→ **WHAT TO WORK ON**
Return each line containing "source".

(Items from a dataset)
=-=-=-=-=
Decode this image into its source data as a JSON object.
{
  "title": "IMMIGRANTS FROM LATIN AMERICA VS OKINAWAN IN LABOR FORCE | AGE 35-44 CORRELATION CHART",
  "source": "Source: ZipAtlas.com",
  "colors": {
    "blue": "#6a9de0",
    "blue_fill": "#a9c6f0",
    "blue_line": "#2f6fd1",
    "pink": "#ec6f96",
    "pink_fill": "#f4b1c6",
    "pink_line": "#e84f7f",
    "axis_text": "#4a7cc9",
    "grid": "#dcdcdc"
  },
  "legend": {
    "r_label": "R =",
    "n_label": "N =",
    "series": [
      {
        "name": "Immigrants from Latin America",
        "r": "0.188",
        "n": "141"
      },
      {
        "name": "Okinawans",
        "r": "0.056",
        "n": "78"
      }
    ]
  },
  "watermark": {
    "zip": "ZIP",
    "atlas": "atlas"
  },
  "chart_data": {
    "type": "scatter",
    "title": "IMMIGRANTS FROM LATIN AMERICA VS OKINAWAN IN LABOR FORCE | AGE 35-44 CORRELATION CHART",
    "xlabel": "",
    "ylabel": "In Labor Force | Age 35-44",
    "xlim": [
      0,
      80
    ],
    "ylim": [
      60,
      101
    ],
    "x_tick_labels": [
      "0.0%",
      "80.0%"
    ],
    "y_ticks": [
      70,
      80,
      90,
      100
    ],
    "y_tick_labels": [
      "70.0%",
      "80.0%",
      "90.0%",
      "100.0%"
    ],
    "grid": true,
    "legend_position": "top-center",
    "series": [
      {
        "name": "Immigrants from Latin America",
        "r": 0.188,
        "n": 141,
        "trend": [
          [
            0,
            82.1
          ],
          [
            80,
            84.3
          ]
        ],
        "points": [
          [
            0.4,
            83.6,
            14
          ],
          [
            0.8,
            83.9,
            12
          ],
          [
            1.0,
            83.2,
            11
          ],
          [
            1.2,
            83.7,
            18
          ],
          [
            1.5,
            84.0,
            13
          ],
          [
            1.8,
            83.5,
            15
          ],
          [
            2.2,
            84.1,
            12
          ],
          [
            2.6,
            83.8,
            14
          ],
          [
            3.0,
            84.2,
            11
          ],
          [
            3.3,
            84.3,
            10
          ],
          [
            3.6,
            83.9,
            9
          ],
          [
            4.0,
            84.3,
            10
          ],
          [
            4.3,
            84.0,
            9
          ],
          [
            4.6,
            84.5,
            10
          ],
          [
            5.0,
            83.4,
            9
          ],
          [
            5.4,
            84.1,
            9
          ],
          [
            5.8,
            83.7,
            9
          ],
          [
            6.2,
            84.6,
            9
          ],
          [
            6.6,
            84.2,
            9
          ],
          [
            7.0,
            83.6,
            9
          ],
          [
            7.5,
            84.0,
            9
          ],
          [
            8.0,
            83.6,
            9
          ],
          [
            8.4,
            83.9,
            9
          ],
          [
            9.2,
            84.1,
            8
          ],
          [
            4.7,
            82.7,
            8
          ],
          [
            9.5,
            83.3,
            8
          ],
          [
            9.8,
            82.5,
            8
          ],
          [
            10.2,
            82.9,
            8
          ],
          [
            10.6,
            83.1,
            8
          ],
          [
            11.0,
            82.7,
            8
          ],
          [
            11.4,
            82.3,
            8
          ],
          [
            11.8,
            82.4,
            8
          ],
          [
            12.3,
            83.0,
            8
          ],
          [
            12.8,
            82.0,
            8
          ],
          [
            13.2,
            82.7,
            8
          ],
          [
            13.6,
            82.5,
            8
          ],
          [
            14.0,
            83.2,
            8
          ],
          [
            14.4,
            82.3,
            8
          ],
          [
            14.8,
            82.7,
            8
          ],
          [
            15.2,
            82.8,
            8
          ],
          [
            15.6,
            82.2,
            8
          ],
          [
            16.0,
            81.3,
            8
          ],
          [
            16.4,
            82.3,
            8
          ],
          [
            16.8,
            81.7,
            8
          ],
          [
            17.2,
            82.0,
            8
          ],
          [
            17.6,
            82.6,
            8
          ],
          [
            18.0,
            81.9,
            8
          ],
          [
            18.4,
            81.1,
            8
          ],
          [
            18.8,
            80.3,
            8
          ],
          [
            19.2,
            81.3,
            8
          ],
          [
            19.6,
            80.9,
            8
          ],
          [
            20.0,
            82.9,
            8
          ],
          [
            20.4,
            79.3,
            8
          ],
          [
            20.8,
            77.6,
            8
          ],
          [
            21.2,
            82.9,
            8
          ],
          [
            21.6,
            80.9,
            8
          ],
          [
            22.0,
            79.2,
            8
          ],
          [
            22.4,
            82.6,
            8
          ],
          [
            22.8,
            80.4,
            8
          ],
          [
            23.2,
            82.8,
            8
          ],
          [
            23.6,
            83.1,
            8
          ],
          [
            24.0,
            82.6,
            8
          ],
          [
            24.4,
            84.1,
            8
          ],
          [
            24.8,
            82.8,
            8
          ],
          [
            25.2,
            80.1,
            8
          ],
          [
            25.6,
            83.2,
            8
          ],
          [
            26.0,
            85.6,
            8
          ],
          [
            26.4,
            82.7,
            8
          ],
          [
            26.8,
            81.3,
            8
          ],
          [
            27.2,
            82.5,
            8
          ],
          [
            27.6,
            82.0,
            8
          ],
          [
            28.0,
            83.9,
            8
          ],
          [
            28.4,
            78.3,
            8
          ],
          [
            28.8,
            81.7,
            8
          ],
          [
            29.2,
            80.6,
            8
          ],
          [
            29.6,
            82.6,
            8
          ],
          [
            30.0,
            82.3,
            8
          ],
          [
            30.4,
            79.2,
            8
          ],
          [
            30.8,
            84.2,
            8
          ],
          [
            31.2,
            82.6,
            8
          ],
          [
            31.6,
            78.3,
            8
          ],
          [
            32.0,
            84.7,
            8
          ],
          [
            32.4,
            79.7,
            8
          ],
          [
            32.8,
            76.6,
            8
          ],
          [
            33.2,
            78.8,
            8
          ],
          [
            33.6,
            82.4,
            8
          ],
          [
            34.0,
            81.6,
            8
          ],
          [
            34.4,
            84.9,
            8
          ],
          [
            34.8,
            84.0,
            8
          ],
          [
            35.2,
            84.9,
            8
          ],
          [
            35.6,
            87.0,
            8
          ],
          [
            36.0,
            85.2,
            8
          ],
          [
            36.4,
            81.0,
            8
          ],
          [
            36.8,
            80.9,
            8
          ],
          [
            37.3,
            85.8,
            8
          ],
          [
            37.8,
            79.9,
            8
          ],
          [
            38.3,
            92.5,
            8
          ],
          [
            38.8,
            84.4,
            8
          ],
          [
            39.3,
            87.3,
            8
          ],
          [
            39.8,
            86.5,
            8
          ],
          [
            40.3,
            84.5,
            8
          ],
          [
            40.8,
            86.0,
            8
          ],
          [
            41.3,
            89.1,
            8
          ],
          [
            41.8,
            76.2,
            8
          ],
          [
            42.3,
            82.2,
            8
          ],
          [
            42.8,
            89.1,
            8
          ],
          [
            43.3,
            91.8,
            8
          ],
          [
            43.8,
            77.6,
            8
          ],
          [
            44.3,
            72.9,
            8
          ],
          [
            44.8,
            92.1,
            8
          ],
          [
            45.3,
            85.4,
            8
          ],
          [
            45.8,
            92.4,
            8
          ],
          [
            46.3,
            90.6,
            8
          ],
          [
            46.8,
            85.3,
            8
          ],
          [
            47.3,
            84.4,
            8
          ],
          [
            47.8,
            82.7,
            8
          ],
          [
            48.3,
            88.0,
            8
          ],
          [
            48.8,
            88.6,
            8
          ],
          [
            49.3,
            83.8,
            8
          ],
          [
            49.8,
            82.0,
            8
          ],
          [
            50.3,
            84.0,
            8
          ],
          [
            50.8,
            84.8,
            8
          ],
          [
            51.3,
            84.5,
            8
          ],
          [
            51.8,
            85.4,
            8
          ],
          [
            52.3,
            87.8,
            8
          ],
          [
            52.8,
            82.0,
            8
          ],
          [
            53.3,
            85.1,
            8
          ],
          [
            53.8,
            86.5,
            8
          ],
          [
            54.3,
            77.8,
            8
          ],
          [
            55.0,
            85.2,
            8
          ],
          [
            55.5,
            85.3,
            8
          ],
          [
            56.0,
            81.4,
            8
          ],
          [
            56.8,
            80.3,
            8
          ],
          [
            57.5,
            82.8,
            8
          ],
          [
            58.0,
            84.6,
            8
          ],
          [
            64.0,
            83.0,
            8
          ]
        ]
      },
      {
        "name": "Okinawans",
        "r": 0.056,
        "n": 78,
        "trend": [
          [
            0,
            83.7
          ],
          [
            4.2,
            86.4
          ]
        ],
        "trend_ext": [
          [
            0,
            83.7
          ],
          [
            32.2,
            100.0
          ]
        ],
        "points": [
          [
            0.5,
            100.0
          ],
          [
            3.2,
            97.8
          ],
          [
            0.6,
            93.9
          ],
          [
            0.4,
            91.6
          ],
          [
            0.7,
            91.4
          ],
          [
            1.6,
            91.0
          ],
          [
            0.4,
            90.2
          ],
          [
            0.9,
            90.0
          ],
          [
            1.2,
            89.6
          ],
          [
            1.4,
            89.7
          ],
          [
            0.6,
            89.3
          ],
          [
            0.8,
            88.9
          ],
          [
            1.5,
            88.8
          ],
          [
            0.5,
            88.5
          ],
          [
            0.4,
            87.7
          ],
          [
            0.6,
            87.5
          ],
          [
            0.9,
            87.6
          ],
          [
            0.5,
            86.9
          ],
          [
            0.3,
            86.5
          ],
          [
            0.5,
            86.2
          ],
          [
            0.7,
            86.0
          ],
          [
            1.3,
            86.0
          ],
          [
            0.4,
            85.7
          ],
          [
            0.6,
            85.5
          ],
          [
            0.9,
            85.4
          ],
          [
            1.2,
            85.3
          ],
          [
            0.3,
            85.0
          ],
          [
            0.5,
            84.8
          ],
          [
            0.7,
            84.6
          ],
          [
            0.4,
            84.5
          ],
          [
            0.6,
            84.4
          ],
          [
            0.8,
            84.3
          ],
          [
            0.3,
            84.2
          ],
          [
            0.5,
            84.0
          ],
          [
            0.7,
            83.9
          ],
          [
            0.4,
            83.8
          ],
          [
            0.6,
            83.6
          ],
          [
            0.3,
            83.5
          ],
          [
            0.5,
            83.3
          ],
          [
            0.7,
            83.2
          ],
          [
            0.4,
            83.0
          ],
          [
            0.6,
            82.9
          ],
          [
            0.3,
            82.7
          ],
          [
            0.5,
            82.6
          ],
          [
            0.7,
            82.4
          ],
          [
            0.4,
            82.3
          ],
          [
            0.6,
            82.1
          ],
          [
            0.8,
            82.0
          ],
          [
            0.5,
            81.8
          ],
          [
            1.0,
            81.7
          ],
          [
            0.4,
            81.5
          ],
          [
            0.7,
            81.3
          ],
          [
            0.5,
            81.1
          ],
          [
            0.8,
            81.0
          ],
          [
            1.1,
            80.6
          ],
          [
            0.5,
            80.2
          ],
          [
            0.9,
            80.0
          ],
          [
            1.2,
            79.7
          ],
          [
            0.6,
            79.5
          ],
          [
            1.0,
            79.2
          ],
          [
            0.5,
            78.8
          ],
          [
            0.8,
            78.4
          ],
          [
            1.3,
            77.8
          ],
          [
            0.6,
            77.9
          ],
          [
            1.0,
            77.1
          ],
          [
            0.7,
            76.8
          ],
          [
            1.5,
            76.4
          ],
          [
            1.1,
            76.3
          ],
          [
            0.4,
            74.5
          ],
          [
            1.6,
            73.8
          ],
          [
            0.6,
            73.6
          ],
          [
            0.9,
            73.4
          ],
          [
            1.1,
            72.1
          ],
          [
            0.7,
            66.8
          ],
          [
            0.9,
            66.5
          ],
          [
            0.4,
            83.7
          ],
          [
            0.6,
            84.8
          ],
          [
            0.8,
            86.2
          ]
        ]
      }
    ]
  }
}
=-=-=-=-=
→ **THE OUTPUT**
Decode this image into its source data as a JSON object.
  "source": "Source: ZipAtlas.com",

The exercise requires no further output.